Rewrite the stretch of the listing from the line containing "Give me the" through the line containing "pick-date-link[interactable]: Pick a", swapping "chevron-down-icon" for "arrow-down-icon" and leaving everything else unchanged.

◆ **Listing**:
□ □ □

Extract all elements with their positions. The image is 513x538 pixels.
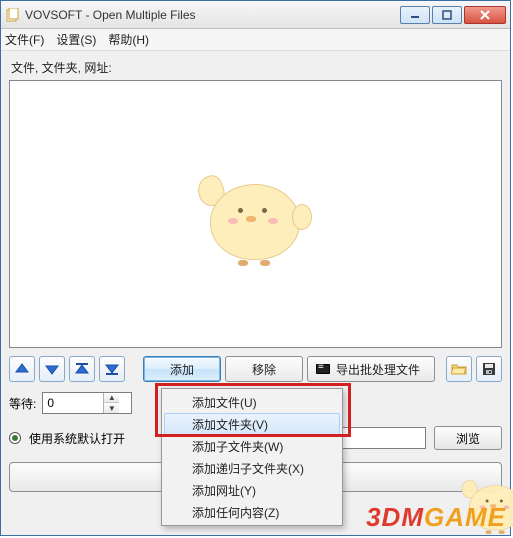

□ □ □

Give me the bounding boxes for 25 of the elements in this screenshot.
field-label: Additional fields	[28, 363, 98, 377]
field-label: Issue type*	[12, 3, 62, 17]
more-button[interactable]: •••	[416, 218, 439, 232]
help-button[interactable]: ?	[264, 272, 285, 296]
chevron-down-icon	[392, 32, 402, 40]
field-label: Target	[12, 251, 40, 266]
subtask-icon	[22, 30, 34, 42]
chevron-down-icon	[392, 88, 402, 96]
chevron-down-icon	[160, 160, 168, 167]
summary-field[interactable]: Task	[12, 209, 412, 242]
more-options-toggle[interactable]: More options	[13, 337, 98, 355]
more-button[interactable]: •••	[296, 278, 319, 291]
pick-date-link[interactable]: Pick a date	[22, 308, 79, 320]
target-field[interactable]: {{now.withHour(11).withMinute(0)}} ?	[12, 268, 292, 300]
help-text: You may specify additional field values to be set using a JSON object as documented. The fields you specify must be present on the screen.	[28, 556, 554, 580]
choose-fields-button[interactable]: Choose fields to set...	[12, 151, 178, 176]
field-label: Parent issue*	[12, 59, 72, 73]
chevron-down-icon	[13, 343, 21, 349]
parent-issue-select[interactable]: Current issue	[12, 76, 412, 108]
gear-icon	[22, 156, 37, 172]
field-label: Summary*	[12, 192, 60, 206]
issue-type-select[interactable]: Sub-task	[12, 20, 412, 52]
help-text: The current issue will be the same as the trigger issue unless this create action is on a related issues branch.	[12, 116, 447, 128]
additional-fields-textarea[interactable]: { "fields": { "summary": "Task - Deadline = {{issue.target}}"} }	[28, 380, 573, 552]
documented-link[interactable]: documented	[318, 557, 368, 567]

□ □ □

◆ **Exercise solution**:
Give me the bounding boxes for 25 of the elements in this screenshot.
field-label: Additional fields	[28, 363, 98, 377]
field-label: Issue type*	[12, 3, 62, 17]
more-button[interactable]: •••	[416, 218, 439, 232]
help-button[interactable]: ?	[264, 272, 285, 296]
arrow-down-icon	[392, 32, 402, 40]
field-label: Target	[12, 251, 40, 266]
subtask-icon	[22, 30, 34, 42]
arrow-down-icon	[392, 88, 402, 96]
arrow-down-icon	[160, 160, 168, 167]
summary-field[interactable]: Task	[12, 209, 412, 242]
more-options-toggle[interactable]: More options	[13, 337, 98, 355]
more-button[interactable]: •••	[296, 278, 319, 291]
pick-date-link[interactable]: Pick a date	[22, 308, 79, 320]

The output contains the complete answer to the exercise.